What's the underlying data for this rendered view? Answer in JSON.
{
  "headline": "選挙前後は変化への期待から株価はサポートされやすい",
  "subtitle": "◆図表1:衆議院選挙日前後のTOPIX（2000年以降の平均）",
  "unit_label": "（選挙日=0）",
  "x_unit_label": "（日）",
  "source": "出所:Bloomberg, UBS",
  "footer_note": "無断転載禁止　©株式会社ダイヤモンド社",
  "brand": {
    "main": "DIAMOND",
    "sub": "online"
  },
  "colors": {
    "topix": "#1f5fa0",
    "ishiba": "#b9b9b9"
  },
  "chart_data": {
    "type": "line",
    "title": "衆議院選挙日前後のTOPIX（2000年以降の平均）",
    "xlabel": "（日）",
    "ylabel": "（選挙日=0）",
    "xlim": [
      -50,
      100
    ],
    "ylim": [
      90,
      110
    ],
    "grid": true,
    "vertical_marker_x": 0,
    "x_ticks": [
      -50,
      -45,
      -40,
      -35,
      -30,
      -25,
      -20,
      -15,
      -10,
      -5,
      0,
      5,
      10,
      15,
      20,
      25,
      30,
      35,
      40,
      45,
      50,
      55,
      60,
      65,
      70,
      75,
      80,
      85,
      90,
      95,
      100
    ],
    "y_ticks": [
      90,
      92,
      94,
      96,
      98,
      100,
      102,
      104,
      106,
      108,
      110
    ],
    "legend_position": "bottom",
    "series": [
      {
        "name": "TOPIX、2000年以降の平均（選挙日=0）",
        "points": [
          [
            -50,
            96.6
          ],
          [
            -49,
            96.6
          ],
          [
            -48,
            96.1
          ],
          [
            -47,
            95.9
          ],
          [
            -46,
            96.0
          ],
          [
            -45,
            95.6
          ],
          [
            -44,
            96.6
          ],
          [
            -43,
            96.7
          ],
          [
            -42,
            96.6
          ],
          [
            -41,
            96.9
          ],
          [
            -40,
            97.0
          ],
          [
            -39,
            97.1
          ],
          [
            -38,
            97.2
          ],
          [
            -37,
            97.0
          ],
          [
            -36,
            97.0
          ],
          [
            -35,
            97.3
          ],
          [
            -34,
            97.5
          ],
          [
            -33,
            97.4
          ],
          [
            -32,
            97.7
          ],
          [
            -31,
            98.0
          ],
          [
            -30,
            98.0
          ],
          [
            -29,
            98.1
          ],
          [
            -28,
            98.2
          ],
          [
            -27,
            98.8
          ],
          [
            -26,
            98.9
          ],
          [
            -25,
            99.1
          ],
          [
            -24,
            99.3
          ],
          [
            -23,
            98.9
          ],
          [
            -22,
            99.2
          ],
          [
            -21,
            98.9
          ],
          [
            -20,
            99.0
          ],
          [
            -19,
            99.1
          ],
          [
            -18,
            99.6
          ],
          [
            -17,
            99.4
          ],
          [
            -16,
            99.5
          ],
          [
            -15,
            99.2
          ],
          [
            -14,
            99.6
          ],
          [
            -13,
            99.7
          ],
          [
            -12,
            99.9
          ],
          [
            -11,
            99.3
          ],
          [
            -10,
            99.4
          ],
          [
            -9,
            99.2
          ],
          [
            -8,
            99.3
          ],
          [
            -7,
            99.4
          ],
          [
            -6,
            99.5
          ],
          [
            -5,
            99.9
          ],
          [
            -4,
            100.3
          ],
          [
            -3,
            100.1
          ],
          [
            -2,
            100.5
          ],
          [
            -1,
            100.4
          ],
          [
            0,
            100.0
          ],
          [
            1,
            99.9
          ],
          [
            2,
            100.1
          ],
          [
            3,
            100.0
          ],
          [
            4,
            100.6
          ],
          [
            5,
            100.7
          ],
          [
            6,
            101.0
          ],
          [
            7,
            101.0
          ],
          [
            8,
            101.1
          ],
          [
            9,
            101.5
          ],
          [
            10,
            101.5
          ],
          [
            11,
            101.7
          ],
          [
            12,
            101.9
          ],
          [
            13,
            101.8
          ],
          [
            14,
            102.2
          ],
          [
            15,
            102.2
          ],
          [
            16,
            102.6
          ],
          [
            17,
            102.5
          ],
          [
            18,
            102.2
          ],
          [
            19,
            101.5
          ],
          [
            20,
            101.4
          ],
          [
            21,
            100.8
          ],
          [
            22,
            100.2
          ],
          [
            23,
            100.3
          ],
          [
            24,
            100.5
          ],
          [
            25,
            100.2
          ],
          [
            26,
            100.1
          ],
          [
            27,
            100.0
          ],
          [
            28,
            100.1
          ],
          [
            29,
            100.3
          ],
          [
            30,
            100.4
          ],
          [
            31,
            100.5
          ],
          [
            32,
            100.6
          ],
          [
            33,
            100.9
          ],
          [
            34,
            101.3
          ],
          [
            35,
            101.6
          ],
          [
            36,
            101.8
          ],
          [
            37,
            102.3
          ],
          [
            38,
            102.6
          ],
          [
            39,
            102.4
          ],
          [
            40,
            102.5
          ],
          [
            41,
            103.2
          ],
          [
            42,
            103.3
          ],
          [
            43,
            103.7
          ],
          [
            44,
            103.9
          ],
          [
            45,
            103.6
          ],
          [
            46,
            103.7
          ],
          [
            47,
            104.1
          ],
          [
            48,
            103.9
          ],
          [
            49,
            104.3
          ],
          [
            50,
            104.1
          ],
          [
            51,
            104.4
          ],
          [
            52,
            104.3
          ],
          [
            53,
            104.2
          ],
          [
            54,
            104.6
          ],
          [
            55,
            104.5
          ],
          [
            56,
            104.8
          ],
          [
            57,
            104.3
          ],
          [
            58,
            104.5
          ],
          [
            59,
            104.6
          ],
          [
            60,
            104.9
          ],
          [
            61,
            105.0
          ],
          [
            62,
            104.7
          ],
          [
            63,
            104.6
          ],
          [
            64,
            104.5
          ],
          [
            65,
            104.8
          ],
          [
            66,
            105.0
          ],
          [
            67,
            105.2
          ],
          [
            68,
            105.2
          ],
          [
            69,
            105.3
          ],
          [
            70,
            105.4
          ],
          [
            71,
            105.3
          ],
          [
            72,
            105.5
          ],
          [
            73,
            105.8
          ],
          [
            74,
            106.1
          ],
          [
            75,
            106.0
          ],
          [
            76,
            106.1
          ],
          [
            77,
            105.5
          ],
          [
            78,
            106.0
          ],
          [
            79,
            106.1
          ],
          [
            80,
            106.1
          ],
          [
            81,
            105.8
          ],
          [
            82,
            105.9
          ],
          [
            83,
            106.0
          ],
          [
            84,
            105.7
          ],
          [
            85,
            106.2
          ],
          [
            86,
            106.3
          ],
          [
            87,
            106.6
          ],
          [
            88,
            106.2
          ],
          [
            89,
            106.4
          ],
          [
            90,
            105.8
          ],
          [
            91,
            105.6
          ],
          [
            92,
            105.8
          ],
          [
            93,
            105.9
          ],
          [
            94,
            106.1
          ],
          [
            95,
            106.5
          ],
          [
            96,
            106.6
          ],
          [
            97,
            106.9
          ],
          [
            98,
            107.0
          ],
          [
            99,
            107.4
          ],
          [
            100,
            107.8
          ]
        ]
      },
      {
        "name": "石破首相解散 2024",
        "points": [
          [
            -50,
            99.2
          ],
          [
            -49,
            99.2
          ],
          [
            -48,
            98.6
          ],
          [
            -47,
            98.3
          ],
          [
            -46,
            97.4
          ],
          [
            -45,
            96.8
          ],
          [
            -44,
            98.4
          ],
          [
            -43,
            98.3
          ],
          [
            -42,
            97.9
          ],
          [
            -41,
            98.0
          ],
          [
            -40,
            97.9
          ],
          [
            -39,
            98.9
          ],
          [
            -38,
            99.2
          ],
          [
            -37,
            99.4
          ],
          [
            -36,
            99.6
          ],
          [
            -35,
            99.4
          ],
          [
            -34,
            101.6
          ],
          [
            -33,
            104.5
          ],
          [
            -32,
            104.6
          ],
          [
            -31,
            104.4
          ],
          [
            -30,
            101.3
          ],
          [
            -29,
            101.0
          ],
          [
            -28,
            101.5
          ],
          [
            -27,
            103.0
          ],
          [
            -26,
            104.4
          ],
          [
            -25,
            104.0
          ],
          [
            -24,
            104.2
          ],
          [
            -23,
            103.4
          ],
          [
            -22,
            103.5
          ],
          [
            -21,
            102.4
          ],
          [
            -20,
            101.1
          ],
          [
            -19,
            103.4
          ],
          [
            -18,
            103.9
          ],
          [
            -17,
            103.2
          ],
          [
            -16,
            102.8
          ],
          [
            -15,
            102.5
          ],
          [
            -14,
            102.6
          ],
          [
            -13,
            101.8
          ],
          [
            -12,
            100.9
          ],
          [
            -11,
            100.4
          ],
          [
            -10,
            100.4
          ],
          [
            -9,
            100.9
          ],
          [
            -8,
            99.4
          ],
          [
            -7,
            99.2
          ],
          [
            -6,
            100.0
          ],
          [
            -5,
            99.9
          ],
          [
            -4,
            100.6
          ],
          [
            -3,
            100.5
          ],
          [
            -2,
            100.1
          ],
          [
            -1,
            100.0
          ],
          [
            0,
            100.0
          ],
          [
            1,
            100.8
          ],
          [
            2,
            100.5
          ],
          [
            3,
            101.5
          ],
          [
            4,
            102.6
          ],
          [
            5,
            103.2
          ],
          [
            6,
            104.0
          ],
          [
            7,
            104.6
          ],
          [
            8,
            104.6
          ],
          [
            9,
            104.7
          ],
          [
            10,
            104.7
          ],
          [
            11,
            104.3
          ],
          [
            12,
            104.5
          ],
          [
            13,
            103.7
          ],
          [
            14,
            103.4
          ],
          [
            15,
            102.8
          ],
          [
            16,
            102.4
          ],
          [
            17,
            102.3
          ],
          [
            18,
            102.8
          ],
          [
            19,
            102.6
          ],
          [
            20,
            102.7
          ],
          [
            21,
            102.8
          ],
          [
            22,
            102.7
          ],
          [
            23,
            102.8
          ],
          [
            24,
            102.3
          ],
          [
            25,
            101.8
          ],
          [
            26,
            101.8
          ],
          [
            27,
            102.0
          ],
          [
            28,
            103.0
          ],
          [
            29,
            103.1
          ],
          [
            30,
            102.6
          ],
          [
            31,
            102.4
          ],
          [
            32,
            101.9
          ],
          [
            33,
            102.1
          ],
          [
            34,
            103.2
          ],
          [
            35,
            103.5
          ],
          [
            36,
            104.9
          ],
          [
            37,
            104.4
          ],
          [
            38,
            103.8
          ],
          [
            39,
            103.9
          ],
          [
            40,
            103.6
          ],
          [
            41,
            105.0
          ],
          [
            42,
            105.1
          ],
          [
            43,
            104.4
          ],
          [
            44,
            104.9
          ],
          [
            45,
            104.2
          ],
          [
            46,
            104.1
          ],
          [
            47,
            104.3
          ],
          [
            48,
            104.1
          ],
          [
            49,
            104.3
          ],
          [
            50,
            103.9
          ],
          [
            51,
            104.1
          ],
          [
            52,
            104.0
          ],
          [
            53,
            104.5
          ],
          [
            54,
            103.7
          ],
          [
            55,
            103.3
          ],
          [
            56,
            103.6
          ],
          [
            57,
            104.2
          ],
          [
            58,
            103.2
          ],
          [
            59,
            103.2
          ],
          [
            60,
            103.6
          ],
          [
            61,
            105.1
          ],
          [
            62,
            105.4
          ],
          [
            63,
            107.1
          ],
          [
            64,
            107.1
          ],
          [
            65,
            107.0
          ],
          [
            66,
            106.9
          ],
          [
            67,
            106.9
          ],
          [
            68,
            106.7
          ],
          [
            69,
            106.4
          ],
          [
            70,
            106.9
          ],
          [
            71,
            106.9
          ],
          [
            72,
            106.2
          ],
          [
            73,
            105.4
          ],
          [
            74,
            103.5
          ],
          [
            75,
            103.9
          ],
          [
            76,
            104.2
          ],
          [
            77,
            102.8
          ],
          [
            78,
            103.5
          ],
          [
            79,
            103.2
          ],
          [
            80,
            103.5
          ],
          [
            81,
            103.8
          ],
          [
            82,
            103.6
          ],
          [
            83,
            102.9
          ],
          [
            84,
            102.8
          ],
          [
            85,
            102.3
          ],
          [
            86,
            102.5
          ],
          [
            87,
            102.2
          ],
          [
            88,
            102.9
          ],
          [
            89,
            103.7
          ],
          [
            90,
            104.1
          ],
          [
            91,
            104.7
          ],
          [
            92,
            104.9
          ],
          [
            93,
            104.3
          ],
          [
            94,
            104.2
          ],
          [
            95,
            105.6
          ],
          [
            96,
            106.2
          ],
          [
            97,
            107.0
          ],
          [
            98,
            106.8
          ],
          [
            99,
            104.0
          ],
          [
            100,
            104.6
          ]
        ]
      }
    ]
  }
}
====
**Task to carry out**
Count the lines above that contain the word "衆議院選挙日前後のTOPIX", and give only that number.

**Task result**
2